-- Start DATASET RECORDS --

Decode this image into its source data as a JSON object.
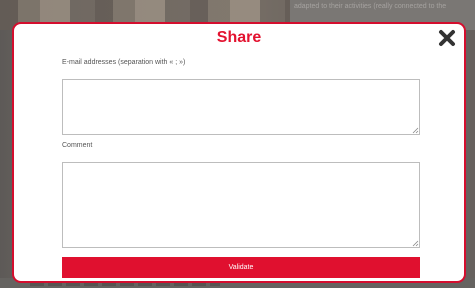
{
  "background": {
    "snippet_text": "adapted to their activities (really connected to the"
  },
  "modal": {
    "title": "Share",
    "close_icon": "close-x-icon",
    "email_label": "E-mail addresses (separation with « ; »)",
    "email_value": "",
    "comment_label": "Comment",
    "comment_value": "",
    "validate_label": "Validate"
  },
  "colors": {
    "accent": "#e0102f",
    "border": "#d40e2e",
    "label": "#555555"
  }
}
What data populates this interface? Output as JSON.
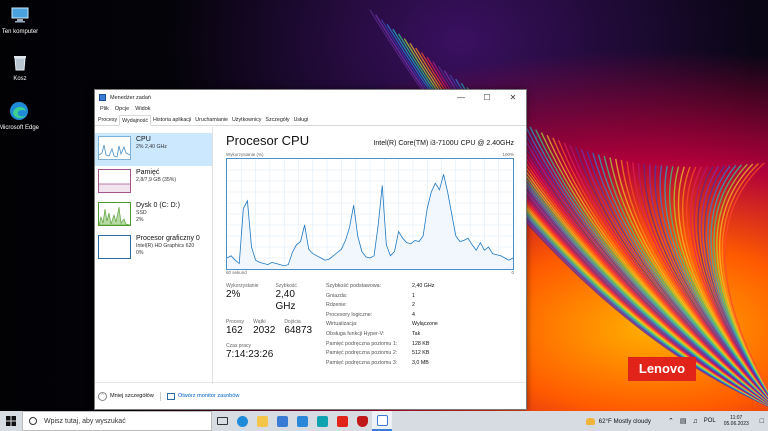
{
  "desktop": {
    "icons": [
      {
        "label": "Ten komputer"
      },
      {
        "label": "Kosz"
      },
      {
        "label": "Microsoft Edge"
      }
    ],
    "brand": "Lenovo"
  },
  "window": {
    "title": "Menedżer zadań",
    "menu": [
      "Plik",
      "Opcje",
      "Widok"
    ],
    "tabs": [
      "Procesy",
      "Wydajność",
      "Historia aplikacji",
      "Uruchamianie",
      "Użytkownicy",
      "Szczegóły",
      "Usługi"
    ],
    "active_tab": "Wydajność",
    "sidebar": [
      {
        "title": "CPU",
        "line1": "2% 2,40 GHz",
        "line2": ""
      },
      {
        "title": "Pamięć",
        "line1": "2,8/7,9 GB (35%)",
        "line2": ""
      },
      {
        "title": "Dysk 0 (C: D:)",
        "line1": "SSD",
        "line2": "2%"
      },
      {
        "title": "Procesor graficzny 0",
        "line1": "Intel(R) HD Graphics 620",
        "line2": "0%"
      }
    ],
    "main": {
      "title": "Procesor CPU",
      "cpu_name": "Intel(R) Core(TM) i3-7100U CPU @ 2.40GHz",
      "graph_label_left": "Wykorzystanie (%)",
      "graph_label_right": "100%",
      "graph_foot_left": "60 sekund",
      "graph_foot_right": "0"
    },
    "stats": {
      "utilization_label": "Wykorzystanie",
      "utilization": "2%",
      "speed_label": "Szybkość",
      "speed": "2,40 GHz",
      "processes_label": "Procesy",
      "processes": "162",
      "threads_label": "Wątki",
      "threads": "2032",
      "handles_label": "Dojścia",
      "handles": "64873",
      "uptime_label": "Czas pracy",
      "uptime": "7:14:23:26"
    },
    "details": [
      {
        "k": "Szybkość podstawowa:",
        "v": "2,40 GHz"
      },
      {
        "k": "Gniazda:",
        "v": "1"
      },
      {
        "k": "Rdzenie:",
        "v": "2"
      },
      {
        "k": "Procesory logiczne:",
        "v": "4"
      },
      {
        "k": "Wirtualizacja:",
        "v": "Wyłączone"
      },
      {
        "k": "Obsługa funkcji Hyper-V:",
        "v": "Tak"
      },
      {
        "k": "Pamięć podręczna poziomu 1:",
        "v": "128 KB"
      },
      {
        "k": "Pamięć podręczna poziomu 2:",
        "v": "512 KB"
      },
      {
        "k": "Pamięć podręczna poziomu 3:",
        "v": "3,0 MB"
      }
    ],
    "footer": {
      "fewer_details": "Mniej szczegółów",
      "open_monitor": "Otwórz monitor zasobów"
    }
  },
  "cpu_history": [
    10,
    12,
    8,
    5,
    55,
    62,
    20,
    8,
    6,
    5,
    4,
    6,
    5,
    4,
    3,
    4,
    15,
    22,
    25,
    40,
    18,
    14,
    12,
    10,
    8,
    9,
    12,
    15,
    18,
    26,
    38,
    58,
    30,
    16,
    11,
    10,
    12,
    40,
    76,
    22,
    12,
    16,
    34,
    28,
    24,
    23,
    26,
    25,
    30,
    55,
    70,
    78,
    72,
    86,
    70,
    50,
    30,
    25,
    26,
    28,
    22,
    17,
    24,
    17,
    20,
    14,
    13,
    12,
    10,
    8,
    10
  ],
  "taskbar": {
    "search_placeholder": "Wpisz tutaj, aby wyszukać",
    "weather": "62°F  Mostly cloudy",
    "language": "POL",
    "time": "11:07",
    "date": "05.06.2023"
  }
}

-- End DATASET RECORDS --

**EXERCISE:**
Write the records out again in full, exactly, and skip every picture.

**FINISHED TASK:**
Decode this image into its source data as a JSON object.
{
  "background": {
    "snippet_text": "adapted to their activities (really connected to the"
  },
  "modal": {
    "title": "Share",
    "close_icon": "close-x-icon",
    "email_label": "E-mail addresses (separation with « ; »)",
    "email_value": "",
    "comment_label": "Comment",
    "comment_value": "",
    "validate_label": "Validate"
  },
  "colors": {
    "accent": "#e0102f",
    "border": "#d40e2e",
    "label": "#555555"
  }
}
What data populates this interface? Output as JSON.
{
  "desktop": {
    "icons": [
      {
        "label": "Ten komputer"
      },
      {
        "label": "Kosz"
      },
      {
        "label": "Microsoft Edge"
      }
    ],
    "brand": "Lenovo"
  },
  "window": {
    "title": "Menedżer zadań",
    "menu": [
      "Plik",
      "Opcje",
      "Widok"
    ],
    "tabs": [
      "Procesy",
      "Wydajność",
      "Historia aplikacji",
      "Uruchamianie",
      "Użytkownicy",
      "Szczegóły",
      "Usługi"
    ],
    "active_tab": "Wydajność",
    "sidebar": [
      {
        "title": "CPU",
        "line1": "2% 2,40 GHz",
        "line2": ""
      },
      {
        "title": "Pamięć",
        "line1": "2,8/7,9 GB (35%)",
        "line2": ""
      },
      {
        "title": "Dysk 0 (C: D:)",
        "line1": "SSD",
        "line2": "2%"
      },
      {
        "title": "Procesor graficzny 0",
        "line1": "Intel(R) HD Graphics 620",
        "line2": "0%"
      }
    ],
    "main": {
      "title": "Procesor CPU",
      "cpu_name": "Intel(R) Core(TM) i3-7100U CPU @ 2.40GHz",
      "graph_label_left": "Wykorzystanie (%)",
      "graph_label_right": "100%",
      "graph_foot_left": "60 sekund",
      "graph_foot_right": "0"
    },
    "stats": {
      "utilization_label": "Wykorzystanie",
      "utilization": "2%",
      "speed_label": "Szybkość",
      "speed": "2,40 GHz",
      "processes_label": "Procesy",
      "processes": "162",
      "threads_label": "Wątki",
      "threads": "2032",
      "handles_label": "Dojścia",
      "handles": "64873",
      "uptime_label": "Czas pracy",
      "uptime": "7:14:23:26"
    },
    "details": [
      {
        "k": "Szybkość podstawowa:",
        "v": "2,40 GHz"
      },
      {
        "k": "Gniazda:",
        "v": "1"
      },
      {
        "k": "Rdzenie:",
        "v": "2"
      },
      {
        "k": "Procesory logiczne:",
        "v": "4"
      },
      {
        "k": "Wirtualizacja:",
        "v": "Wyłączone"
      },
      {
        "k": "Obsługa funkcji Hyper-V:",
        "v": "Tak"
      },
      {
        "k": "Pamięć podręczna poziomu 1:",
        "v": "128 KB"
      },
      {
        "k": "Pamięć podręczna poziomu 2:",
        "v": "512 KB"
      },
      {
        "k": "Pamięć podręczna poziomu 3:",
        "v": "3,0 MB"
      }
    ],
    "footer": {
      "fewer_details": "Mniej szczegółów",
      "open_monitor": "Otwórz monitor zasobów"
    }
  },
  "cpu_history": [
    10,
    12,
    8,
    5,
    55,
    62,
    20,
    8,
    6,
    5,
    4,
    6,
    5,
    4,
    3,
    4,
    15,
    22,
    25,
    40,
    18,
    14,
    12,
    10,
    8,
    9,
    12,
    15,
    18,
    26,
    38,
    58,
    30,
    16,
    11,
    10,
    12,
    40,
    76,
    22,
    12,
    16,
    34,
    28,
    24,
    23,
    26,
    25,
    30,
    55,
    70,
    78,
    72,
    86,
    70,
    50,
    30,
    25,
    26,
    28,
    22,
    17,
    24,
    17,
    20,
    14,
    13,
    12,
    10,
    8,
    10
  ],
  "taskbar": {
    "search_placeholder": "Wpisz tutaj, aby wyszukać",
    "weather": "62°F  Mostly cloudy",
    "language": "POL",
    "time": "11:07",
    "date": "05.06.2023"
  }
}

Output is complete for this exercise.